▶ Exercise aim
Go through the listing and pick out each line with the word "tener" in it.

▶ Rows
==============================

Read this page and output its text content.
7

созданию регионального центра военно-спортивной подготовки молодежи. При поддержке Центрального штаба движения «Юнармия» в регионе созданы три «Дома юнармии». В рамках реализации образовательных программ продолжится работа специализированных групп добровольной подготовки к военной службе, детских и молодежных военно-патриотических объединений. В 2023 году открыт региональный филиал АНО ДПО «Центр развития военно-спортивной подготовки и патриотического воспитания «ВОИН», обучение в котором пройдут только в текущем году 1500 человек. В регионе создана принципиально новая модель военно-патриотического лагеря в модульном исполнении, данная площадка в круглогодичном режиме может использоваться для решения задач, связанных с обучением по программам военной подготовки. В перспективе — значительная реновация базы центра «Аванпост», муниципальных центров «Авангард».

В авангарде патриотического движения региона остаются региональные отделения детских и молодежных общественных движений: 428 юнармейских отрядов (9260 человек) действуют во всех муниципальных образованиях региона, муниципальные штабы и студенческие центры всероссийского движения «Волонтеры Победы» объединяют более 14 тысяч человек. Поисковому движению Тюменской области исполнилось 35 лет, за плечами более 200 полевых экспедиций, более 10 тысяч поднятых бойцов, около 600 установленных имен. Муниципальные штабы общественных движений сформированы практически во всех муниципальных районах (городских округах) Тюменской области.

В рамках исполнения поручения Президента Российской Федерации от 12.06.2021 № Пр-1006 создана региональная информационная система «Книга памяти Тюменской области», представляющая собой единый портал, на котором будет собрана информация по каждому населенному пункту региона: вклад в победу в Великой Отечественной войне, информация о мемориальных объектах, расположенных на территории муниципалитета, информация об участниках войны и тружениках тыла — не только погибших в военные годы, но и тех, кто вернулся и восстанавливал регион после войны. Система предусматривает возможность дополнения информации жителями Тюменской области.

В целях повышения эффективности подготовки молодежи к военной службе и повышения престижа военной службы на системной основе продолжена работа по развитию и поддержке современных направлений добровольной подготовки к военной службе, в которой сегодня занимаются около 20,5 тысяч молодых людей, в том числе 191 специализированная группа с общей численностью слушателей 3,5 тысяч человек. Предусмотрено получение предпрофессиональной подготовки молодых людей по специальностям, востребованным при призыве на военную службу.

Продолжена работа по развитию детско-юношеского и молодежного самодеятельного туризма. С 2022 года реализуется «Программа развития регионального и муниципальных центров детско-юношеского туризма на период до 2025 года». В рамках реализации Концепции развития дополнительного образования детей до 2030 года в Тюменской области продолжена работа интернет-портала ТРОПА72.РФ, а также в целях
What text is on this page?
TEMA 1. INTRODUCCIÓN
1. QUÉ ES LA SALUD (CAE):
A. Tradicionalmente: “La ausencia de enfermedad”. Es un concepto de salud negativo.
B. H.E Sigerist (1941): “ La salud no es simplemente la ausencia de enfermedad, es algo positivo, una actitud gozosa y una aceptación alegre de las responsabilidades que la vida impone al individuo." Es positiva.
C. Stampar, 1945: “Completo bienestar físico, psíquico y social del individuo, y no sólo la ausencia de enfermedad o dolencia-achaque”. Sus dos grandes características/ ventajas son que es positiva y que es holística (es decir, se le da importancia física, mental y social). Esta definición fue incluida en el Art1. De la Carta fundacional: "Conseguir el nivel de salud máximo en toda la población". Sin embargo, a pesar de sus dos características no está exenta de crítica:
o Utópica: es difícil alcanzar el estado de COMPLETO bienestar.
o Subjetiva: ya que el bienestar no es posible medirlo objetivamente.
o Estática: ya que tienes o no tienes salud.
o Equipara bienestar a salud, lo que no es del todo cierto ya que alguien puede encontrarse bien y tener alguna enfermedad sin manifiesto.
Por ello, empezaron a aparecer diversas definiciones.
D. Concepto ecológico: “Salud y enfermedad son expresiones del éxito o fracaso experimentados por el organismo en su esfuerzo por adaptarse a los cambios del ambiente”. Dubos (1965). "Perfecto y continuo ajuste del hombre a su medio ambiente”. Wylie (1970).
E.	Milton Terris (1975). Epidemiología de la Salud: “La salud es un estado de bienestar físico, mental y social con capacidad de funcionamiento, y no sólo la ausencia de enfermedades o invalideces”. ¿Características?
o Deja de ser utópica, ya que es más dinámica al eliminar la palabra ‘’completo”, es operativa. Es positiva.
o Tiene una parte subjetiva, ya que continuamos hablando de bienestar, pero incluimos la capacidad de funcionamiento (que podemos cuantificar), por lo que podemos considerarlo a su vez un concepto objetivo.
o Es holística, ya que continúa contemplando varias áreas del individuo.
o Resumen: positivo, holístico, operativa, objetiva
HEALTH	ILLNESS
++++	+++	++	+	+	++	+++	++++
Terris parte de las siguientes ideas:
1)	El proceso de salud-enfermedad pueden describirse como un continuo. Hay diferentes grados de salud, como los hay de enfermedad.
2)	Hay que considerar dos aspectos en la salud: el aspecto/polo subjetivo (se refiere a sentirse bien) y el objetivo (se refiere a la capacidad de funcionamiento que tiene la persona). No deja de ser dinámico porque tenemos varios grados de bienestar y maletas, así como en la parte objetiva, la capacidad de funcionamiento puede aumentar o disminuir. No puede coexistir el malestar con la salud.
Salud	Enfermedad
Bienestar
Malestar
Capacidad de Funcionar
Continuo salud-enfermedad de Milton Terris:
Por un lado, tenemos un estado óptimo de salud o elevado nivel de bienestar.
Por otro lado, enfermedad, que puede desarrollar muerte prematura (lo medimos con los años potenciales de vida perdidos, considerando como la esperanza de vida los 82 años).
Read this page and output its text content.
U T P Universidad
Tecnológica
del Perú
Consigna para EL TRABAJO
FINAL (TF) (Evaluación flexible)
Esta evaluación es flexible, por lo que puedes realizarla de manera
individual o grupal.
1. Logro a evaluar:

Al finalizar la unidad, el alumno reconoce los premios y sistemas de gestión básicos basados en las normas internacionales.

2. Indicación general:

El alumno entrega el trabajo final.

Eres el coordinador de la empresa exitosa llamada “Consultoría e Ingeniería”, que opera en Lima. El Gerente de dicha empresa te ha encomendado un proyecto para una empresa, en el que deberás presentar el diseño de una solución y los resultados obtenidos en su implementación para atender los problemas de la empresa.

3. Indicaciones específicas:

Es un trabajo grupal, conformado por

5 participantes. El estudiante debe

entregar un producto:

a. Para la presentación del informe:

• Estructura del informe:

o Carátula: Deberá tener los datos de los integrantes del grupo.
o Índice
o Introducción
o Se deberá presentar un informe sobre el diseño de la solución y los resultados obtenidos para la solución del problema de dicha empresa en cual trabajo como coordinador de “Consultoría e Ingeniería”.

==============================

▶ Exercise response
o Equipara bienestar a salud, lo que no es del todo cierto ya que alguien puede encontrarse bien y tener alguna enfermedad sin manifiesto.
o Carátula: Deberá tener los datos de los integrantes del grupo.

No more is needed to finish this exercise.